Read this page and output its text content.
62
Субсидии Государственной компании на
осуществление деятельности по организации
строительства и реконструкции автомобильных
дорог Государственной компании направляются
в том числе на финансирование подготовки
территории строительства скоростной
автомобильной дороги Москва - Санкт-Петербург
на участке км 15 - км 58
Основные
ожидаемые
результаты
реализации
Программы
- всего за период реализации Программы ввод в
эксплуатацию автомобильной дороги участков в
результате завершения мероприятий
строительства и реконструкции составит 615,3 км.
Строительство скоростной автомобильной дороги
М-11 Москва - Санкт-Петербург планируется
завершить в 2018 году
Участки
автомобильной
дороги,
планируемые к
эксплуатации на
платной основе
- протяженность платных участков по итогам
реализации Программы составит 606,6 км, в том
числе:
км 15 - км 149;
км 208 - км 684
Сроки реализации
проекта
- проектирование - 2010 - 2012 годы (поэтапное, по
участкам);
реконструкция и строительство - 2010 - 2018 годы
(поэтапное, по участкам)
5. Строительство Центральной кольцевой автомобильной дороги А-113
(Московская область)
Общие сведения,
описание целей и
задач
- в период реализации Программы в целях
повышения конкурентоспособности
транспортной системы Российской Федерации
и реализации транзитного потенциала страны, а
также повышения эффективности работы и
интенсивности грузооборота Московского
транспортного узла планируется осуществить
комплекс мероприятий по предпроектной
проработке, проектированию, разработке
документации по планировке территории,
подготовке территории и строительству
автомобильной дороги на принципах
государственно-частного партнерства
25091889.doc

———

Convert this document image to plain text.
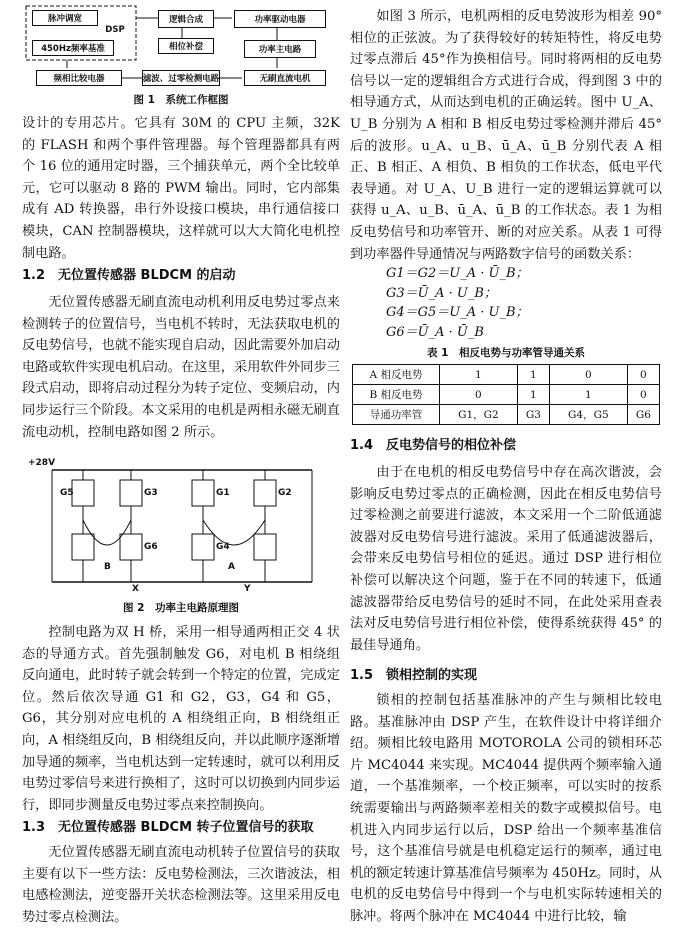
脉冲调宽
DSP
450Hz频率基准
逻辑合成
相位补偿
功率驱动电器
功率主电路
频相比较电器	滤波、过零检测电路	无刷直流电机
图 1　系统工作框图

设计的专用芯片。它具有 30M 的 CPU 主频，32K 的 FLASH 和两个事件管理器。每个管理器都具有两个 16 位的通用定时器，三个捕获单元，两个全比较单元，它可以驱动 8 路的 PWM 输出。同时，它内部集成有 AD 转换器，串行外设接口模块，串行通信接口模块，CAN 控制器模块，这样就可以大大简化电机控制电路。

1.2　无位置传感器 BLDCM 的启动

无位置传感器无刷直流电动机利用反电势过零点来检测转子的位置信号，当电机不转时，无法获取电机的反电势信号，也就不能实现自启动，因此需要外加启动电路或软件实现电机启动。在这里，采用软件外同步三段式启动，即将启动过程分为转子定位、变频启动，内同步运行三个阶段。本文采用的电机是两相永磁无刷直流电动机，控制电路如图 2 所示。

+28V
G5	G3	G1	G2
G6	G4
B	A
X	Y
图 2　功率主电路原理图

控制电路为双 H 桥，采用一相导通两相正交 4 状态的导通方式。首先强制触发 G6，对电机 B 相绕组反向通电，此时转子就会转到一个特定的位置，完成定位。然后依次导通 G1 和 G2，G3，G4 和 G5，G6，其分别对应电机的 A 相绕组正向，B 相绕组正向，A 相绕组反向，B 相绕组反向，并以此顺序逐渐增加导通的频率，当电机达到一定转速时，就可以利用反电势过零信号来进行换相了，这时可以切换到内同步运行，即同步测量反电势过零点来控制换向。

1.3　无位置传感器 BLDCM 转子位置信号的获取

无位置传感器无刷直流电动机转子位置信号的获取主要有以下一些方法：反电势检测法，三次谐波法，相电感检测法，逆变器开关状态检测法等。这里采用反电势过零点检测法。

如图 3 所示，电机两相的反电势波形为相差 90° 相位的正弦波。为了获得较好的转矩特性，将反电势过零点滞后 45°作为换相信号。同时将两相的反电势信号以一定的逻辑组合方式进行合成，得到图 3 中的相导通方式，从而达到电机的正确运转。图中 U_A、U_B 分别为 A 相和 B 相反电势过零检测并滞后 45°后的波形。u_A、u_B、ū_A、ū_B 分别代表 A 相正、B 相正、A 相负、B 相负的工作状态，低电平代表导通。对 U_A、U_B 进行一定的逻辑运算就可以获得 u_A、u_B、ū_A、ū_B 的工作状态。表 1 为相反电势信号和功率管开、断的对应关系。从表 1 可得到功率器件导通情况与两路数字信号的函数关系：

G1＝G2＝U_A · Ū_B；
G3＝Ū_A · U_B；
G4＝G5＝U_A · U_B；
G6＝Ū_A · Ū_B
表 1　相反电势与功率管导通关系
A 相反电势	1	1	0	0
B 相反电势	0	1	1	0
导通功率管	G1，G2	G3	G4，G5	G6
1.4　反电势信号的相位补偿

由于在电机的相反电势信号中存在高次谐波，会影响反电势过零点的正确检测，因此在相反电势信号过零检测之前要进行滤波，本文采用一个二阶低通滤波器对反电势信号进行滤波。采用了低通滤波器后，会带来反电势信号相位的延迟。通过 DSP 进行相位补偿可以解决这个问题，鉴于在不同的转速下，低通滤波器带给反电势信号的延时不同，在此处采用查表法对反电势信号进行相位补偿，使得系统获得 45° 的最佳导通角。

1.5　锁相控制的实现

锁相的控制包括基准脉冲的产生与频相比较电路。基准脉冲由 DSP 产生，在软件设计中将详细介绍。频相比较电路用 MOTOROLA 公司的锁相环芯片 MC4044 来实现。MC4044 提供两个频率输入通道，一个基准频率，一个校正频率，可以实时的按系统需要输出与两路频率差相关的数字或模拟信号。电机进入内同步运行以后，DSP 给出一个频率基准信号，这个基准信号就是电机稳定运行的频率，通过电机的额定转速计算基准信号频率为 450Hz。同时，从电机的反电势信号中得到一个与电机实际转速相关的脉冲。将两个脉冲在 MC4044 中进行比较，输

———

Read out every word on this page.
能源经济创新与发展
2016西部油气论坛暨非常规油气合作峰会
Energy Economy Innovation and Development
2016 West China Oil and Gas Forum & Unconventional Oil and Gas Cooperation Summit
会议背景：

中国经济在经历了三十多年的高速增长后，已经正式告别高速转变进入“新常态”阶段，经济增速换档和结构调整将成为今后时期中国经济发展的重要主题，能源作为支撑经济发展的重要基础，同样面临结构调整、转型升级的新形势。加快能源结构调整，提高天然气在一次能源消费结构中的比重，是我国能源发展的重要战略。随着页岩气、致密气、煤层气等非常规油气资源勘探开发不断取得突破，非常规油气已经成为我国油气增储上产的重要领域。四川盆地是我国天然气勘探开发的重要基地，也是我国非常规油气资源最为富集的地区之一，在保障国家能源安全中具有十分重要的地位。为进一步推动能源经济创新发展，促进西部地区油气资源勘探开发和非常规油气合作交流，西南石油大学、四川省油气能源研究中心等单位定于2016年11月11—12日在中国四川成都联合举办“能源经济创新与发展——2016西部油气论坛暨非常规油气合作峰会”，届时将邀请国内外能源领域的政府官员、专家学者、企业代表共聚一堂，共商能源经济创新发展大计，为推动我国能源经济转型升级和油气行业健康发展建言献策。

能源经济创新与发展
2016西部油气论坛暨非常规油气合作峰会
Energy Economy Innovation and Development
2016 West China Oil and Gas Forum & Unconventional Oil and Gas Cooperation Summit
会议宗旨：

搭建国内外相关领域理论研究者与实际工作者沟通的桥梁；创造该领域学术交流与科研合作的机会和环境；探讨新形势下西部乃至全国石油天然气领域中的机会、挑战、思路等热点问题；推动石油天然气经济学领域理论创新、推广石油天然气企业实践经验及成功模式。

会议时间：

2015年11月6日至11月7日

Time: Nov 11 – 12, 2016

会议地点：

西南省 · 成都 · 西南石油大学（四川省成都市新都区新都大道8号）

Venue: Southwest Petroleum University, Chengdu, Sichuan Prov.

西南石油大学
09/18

———

What the task asks: Pick each line holding the word "годы" out of the listing.

Final result:
- проектирование - 2010 - 2012 годы (поэтапное, по
реконструкция и строительство - 2010 - 2018 годы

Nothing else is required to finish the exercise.